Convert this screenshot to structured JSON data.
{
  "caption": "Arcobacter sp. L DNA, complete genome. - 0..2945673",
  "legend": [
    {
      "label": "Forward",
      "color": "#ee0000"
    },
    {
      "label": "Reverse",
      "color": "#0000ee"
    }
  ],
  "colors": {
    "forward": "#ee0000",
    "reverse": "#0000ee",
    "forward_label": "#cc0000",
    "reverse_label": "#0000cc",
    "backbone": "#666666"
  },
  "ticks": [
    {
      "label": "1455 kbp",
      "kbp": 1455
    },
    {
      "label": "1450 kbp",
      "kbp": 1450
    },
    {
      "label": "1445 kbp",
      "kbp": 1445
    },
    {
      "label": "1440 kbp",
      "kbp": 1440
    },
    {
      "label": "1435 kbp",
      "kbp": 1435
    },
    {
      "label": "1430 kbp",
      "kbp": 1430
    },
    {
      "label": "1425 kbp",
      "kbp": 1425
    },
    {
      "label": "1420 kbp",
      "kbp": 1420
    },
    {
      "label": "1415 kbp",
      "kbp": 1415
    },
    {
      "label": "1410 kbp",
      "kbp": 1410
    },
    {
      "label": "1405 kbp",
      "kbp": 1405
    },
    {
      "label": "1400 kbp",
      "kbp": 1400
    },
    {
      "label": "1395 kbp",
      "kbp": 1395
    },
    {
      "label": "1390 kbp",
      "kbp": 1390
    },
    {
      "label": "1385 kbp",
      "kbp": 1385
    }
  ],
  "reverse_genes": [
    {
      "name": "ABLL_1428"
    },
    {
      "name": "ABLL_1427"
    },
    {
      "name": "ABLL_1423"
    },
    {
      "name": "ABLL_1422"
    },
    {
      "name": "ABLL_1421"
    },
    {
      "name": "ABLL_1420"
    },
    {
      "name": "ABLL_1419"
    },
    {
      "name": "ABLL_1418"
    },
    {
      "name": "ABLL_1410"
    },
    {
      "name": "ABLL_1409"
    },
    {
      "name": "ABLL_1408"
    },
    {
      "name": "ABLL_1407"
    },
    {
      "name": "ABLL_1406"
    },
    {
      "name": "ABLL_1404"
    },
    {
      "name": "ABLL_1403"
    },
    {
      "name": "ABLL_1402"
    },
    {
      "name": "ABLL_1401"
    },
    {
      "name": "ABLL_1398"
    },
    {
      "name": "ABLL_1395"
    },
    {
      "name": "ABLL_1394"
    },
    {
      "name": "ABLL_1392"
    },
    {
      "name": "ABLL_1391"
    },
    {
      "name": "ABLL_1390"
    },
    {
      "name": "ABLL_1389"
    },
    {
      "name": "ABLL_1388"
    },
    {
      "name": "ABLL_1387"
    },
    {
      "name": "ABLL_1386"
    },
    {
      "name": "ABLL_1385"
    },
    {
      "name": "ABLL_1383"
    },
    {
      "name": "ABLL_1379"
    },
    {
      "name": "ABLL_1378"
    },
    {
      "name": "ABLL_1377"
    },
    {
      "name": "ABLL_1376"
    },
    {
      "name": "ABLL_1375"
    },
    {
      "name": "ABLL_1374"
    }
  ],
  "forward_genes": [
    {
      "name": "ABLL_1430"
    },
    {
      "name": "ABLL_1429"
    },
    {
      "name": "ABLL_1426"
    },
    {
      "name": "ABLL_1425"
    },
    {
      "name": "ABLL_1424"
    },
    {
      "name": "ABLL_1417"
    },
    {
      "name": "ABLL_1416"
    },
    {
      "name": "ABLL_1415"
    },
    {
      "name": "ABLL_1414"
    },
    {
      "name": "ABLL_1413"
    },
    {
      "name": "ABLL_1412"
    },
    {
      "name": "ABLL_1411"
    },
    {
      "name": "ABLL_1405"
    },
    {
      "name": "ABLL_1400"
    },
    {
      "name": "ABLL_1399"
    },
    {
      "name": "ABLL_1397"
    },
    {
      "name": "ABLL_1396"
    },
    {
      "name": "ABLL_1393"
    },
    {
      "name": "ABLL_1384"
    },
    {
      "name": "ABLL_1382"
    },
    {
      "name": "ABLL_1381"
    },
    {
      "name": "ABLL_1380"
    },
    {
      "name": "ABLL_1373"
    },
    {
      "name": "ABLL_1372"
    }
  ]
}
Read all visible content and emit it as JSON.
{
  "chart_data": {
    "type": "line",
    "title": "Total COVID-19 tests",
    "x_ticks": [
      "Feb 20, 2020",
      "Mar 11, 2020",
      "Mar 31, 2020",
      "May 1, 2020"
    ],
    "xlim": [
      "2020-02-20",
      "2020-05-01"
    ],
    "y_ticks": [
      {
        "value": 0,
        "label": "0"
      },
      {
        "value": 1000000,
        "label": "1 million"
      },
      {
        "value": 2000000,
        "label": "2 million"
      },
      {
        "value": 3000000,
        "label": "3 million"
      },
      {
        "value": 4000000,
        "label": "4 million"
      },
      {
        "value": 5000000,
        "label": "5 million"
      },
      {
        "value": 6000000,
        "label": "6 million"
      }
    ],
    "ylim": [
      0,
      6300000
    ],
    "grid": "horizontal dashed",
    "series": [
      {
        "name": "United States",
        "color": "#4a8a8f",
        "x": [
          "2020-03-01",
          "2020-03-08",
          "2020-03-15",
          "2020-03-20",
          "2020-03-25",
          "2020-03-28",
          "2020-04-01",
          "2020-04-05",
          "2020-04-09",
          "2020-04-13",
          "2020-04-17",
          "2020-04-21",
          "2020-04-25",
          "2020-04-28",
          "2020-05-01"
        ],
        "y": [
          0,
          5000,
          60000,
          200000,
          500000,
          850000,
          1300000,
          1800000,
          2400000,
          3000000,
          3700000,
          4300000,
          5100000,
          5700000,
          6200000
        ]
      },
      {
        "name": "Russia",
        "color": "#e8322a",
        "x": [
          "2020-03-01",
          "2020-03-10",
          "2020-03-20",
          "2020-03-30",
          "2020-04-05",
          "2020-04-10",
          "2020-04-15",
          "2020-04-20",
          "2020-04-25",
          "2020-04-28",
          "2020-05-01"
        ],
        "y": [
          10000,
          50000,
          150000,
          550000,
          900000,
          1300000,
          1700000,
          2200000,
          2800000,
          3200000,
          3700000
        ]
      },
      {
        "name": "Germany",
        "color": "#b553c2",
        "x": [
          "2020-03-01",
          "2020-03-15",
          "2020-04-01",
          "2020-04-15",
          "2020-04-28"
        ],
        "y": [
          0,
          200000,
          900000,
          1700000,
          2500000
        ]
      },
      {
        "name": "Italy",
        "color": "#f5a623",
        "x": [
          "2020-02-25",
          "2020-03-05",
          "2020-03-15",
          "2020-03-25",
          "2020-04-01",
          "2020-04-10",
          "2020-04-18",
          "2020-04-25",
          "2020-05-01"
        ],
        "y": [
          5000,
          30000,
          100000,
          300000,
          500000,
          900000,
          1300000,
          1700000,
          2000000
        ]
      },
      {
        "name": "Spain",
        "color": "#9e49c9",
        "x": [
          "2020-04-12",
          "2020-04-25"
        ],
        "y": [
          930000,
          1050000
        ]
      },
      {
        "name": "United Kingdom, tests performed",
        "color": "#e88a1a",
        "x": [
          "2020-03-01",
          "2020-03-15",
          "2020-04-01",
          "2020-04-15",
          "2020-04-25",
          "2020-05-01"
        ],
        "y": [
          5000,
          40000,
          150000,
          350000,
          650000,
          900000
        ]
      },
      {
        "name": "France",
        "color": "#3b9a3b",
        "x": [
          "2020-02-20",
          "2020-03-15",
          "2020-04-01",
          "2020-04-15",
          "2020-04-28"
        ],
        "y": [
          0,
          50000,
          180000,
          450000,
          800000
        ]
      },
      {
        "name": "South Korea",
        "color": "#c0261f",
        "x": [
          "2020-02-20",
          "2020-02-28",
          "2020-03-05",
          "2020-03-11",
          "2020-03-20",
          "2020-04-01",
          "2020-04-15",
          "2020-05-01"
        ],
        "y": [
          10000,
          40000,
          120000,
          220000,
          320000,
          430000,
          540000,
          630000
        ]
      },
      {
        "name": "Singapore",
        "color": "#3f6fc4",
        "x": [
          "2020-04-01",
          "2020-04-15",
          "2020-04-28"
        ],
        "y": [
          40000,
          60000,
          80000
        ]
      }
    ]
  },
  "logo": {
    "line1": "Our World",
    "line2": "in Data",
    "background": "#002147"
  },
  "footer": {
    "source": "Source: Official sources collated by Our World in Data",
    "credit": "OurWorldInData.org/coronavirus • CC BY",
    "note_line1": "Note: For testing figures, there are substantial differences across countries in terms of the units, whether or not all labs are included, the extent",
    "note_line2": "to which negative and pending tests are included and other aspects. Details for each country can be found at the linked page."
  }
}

========

WHAT TO PRODUCE
Would you filter the entries above and keep each line that has the word "million"?

PROBLEM SOLUTION
        "label": "1 million"
        "label": "2 million"
        "label": "3 million"
        "label": "4 million"
        "label": "5 million"
        "label": "6 million"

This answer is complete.